═════ Extract provided

Communicating Progress and Changing Grading Practices

  • Changes in how schools report progress need to be the last thing.
  • Design reporting in a way that parents stay bought in to the value of CBE.
  • Changing grading is a huge communications lift and cognitive lift. Understanding the value of new ways of communicating progress requires you to understand the value of CBE. Ask yourself, how does this need to be ‘said’ so that it is ‘heard’?
  • Take the time to build in lots of time and opportunities for conversations. Create a plan. Be transparent on the principles underlying grading policies and make sure all the pieces are in place so it doesn’t become the barrier.
  • Prepare for adjusting the reporting system after the first go-round because it is only after they get the first ‘new’ reports that families will have ability to ask the real questions about CBE.
  • Train students on how the scoring works so they can explain the meaning of a 1, 2, 3, and 4 to their parents.
  • Keep the conversations and work focused upon the vision/mission of competency-based education and learning so that conversations do not veer back to grading.

As we look forward, what are things we need to be considering?

══════════

▶ **Aim of the exercise**: Retype everything in the notes on changing grading practices from "Communicating Progress and" down to "become the barrier.", word for word.

═════ Dataset content

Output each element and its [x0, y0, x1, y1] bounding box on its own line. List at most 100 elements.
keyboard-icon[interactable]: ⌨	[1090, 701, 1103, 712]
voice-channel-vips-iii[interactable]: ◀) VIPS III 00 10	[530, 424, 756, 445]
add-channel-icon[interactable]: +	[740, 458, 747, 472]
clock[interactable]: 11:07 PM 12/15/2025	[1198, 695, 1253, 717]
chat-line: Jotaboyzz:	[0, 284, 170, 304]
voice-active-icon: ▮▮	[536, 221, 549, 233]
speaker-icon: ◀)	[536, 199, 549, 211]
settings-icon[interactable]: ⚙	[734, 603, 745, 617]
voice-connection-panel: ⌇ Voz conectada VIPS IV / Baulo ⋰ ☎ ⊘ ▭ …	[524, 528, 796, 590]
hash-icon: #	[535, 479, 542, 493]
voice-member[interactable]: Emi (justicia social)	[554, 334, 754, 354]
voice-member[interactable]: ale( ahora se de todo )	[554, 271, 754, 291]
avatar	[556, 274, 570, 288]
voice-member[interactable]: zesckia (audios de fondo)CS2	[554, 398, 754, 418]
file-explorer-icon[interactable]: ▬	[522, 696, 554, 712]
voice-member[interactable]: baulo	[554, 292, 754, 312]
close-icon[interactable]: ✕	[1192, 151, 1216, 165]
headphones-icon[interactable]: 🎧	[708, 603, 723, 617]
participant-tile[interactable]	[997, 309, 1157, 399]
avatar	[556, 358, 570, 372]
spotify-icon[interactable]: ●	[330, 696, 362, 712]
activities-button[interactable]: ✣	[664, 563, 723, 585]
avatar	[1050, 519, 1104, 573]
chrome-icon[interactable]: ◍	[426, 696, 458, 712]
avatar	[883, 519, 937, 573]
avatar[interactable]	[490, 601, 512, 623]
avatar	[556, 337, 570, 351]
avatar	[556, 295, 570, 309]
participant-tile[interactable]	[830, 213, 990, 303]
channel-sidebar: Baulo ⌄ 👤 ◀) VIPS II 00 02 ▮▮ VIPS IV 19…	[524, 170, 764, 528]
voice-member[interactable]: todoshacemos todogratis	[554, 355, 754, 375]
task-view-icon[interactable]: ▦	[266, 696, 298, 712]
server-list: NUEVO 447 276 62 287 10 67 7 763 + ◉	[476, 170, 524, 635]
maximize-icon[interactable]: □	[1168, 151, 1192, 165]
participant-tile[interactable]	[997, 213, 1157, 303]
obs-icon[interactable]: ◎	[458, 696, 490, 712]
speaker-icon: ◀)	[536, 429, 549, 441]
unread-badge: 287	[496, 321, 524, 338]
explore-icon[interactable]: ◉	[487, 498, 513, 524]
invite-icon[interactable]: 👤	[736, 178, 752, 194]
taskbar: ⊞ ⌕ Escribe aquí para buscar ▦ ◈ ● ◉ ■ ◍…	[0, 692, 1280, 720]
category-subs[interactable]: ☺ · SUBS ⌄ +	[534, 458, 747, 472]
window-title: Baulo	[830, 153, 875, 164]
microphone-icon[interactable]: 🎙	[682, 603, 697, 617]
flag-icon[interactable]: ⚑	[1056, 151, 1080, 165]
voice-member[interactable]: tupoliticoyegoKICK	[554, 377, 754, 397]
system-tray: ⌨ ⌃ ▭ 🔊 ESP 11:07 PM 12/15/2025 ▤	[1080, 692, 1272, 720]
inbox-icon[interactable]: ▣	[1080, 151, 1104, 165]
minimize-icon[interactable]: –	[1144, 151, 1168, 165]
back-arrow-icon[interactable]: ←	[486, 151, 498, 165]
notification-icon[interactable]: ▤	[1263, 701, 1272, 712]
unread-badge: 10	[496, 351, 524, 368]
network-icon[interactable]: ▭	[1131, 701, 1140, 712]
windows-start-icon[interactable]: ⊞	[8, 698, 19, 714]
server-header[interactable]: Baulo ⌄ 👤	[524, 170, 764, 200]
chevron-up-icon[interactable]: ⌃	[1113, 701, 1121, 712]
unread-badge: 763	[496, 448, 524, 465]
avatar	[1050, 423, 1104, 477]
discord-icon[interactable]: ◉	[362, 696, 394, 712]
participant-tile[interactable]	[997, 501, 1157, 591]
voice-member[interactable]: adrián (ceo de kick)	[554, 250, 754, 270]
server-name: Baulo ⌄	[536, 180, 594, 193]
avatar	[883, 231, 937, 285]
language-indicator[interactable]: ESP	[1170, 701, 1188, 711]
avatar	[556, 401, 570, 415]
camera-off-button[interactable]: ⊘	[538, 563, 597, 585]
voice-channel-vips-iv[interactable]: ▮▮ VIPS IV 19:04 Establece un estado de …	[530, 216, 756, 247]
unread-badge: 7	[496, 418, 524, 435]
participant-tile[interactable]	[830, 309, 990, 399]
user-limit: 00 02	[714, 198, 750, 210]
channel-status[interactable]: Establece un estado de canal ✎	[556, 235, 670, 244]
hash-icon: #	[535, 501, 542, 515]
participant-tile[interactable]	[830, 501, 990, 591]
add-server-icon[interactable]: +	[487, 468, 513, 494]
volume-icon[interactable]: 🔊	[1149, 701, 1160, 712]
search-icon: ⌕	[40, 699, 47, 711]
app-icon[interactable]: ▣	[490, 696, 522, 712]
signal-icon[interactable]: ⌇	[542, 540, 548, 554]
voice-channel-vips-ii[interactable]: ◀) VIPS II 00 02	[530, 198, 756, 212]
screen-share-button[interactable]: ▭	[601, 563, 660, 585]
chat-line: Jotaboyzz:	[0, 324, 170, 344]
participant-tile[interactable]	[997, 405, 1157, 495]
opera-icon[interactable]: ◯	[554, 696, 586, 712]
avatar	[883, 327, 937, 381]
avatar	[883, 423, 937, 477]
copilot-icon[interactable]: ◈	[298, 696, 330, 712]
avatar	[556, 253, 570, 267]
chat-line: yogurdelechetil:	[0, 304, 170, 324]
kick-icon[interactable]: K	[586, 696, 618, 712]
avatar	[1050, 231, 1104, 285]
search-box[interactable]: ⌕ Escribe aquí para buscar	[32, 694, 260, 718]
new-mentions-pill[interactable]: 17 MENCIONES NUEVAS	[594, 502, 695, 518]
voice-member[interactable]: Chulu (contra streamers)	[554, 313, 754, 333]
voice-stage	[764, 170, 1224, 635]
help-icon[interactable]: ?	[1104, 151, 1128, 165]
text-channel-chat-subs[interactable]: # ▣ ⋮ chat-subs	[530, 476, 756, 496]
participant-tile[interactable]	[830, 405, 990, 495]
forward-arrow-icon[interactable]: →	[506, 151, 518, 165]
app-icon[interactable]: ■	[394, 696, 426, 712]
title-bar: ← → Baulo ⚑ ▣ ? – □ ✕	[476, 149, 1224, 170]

══════════

▶ **Your response**:
Communicating Progress and Changing Grading Practices

  • Changes in how schools report progress need to be the last thing.
  • Design reporting in a way that parents stay bought in to the value of CBE.
  • Changing grading is a huge communications lift and cognitive lift. Understanding the value of new ways of communicating progress requires you to understand the value of CBE. Ask yourself, how does this need to be ‘said’ so that it is ‘heard’?
  • Take the time to build in lots of time and opportunities for conversations. Create a plan. Be transparent on the principles underlying grading policies and make sure all the pieces are in place so it doesn’t become the barrier.